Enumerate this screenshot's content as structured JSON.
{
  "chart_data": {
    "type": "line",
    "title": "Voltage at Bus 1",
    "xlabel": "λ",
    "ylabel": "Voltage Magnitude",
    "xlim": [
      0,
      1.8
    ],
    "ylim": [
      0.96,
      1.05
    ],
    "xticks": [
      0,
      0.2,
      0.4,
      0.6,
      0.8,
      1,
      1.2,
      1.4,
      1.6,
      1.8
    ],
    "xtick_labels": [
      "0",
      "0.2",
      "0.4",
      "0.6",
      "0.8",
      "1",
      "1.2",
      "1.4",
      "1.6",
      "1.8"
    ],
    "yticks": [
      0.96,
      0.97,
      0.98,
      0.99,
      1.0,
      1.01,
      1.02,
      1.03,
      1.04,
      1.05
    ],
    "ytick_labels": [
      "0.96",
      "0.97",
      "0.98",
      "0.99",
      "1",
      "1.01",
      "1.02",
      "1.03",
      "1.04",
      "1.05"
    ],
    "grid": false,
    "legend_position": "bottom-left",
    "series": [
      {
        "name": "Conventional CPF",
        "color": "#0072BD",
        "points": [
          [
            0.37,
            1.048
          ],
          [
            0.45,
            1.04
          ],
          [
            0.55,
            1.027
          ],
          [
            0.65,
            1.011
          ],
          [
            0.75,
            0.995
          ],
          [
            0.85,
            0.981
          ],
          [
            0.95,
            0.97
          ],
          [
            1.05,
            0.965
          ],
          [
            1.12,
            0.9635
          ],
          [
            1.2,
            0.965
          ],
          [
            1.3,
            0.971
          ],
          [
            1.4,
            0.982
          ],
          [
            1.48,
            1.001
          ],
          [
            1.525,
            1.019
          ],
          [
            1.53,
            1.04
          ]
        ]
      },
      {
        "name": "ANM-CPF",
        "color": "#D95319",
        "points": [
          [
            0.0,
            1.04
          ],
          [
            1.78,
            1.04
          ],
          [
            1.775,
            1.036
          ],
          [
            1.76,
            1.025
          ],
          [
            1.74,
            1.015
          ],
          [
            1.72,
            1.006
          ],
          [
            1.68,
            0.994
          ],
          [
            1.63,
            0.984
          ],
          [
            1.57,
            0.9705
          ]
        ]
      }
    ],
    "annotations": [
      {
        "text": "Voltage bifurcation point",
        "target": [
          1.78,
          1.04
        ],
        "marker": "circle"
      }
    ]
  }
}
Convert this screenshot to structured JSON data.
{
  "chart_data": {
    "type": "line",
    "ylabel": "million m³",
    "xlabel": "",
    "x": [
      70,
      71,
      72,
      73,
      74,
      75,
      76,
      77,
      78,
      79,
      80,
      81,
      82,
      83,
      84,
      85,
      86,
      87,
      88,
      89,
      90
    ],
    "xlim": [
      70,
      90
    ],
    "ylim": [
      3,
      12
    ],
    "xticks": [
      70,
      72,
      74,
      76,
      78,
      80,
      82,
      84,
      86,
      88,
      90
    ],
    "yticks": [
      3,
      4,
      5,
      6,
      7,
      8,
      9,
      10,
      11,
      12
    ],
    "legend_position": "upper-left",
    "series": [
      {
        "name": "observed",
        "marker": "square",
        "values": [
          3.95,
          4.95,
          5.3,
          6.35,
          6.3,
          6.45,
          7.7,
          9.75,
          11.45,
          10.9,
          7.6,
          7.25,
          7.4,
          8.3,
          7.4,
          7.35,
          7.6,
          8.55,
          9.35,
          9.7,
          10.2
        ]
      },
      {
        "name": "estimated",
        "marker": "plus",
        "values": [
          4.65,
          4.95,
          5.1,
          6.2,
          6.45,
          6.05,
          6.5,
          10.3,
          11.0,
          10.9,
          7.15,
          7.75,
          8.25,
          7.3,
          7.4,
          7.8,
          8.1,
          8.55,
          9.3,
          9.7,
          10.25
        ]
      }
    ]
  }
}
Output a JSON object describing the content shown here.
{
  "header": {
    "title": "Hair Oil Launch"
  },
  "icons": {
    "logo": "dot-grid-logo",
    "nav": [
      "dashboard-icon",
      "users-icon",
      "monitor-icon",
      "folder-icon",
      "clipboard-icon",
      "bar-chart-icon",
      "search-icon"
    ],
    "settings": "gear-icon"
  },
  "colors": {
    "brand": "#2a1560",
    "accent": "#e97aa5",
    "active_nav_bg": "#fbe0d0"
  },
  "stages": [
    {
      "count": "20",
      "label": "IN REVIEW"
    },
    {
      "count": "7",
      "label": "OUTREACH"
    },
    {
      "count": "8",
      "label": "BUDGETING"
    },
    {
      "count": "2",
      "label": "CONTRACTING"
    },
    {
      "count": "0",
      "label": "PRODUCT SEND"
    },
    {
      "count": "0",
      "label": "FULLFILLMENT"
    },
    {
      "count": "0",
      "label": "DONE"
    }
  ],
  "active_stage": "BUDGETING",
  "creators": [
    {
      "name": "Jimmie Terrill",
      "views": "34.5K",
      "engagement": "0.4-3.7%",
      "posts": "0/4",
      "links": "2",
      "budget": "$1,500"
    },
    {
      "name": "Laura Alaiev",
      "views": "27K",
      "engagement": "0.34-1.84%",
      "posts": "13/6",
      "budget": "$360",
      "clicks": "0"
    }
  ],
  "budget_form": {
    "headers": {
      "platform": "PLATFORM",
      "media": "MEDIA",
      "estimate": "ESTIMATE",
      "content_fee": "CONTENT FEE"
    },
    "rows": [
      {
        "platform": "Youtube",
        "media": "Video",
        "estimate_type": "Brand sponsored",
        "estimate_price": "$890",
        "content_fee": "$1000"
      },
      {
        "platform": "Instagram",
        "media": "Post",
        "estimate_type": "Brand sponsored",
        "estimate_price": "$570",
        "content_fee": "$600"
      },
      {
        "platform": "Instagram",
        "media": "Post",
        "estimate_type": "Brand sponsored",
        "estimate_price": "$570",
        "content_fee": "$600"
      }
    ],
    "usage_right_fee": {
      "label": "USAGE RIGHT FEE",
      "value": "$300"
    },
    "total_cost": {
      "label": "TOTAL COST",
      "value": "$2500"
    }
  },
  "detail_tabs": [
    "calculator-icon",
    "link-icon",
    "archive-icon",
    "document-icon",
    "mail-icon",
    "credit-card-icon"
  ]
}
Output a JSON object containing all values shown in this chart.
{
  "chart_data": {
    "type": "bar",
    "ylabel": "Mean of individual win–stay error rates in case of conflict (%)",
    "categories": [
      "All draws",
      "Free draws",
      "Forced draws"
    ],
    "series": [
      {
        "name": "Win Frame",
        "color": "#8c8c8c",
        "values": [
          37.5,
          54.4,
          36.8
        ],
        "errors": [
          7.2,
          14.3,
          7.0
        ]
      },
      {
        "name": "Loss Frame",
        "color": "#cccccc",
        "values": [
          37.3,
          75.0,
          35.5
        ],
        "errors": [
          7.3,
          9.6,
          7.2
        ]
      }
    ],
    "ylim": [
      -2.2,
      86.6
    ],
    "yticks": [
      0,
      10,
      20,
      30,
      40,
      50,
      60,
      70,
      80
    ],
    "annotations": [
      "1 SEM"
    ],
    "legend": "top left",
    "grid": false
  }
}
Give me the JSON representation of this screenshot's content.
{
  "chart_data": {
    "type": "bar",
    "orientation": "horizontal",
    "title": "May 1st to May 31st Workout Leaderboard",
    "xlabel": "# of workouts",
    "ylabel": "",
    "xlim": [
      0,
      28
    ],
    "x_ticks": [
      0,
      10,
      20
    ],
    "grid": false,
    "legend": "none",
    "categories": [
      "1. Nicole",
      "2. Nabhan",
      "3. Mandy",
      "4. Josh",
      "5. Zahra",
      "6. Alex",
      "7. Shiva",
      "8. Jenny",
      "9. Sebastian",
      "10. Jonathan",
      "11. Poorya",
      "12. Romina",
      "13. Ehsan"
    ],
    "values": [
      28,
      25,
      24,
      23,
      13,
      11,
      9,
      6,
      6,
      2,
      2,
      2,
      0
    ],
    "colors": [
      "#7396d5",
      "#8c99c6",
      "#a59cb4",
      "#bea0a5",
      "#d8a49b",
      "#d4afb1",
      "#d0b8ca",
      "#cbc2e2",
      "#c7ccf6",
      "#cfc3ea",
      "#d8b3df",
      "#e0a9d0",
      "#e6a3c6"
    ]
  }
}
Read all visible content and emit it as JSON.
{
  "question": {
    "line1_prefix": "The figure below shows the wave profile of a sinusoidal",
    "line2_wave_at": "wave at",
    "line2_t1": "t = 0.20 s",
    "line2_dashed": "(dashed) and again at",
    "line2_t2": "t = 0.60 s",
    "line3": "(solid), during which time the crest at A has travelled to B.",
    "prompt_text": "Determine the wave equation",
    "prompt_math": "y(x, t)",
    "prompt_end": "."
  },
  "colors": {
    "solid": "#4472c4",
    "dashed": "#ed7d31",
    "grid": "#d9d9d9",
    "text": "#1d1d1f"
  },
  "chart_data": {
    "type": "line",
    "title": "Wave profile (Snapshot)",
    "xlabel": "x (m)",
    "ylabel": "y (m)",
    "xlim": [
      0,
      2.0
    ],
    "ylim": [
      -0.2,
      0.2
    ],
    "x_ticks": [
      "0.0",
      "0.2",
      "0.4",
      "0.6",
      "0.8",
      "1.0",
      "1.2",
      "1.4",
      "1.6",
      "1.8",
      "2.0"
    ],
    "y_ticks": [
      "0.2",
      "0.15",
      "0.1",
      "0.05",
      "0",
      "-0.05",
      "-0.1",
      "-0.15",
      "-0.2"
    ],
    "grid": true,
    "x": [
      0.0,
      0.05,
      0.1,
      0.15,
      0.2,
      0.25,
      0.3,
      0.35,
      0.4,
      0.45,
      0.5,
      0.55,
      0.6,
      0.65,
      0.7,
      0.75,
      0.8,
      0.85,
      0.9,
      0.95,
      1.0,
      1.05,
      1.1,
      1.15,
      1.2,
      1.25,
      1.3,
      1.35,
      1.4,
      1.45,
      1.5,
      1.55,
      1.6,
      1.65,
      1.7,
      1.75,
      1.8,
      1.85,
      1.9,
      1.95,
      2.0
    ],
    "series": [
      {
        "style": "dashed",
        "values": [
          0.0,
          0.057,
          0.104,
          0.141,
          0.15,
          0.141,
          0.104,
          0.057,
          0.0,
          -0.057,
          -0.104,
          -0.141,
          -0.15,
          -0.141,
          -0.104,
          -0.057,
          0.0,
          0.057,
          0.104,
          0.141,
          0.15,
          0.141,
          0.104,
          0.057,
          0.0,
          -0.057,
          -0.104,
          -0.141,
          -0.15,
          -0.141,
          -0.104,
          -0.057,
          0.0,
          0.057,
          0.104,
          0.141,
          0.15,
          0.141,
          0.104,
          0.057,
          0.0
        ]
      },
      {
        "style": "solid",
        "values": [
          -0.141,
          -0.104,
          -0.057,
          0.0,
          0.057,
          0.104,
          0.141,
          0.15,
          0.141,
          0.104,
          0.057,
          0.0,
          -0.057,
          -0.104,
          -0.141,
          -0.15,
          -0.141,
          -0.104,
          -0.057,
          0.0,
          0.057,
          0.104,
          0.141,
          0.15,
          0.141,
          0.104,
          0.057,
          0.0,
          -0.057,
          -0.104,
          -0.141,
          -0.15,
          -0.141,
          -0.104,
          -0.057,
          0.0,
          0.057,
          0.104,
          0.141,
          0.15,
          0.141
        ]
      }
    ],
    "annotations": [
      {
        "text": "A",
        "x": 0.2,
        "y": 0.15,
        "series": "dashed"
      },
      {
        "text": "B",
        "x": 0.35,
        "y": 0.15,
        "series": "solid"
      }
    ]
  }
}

·····

Job: Select every line of the records holding the string "structured".

Final result:
Enumerate this screenshot's content as structured JSON.
Convert this screenshot to structured JSON data.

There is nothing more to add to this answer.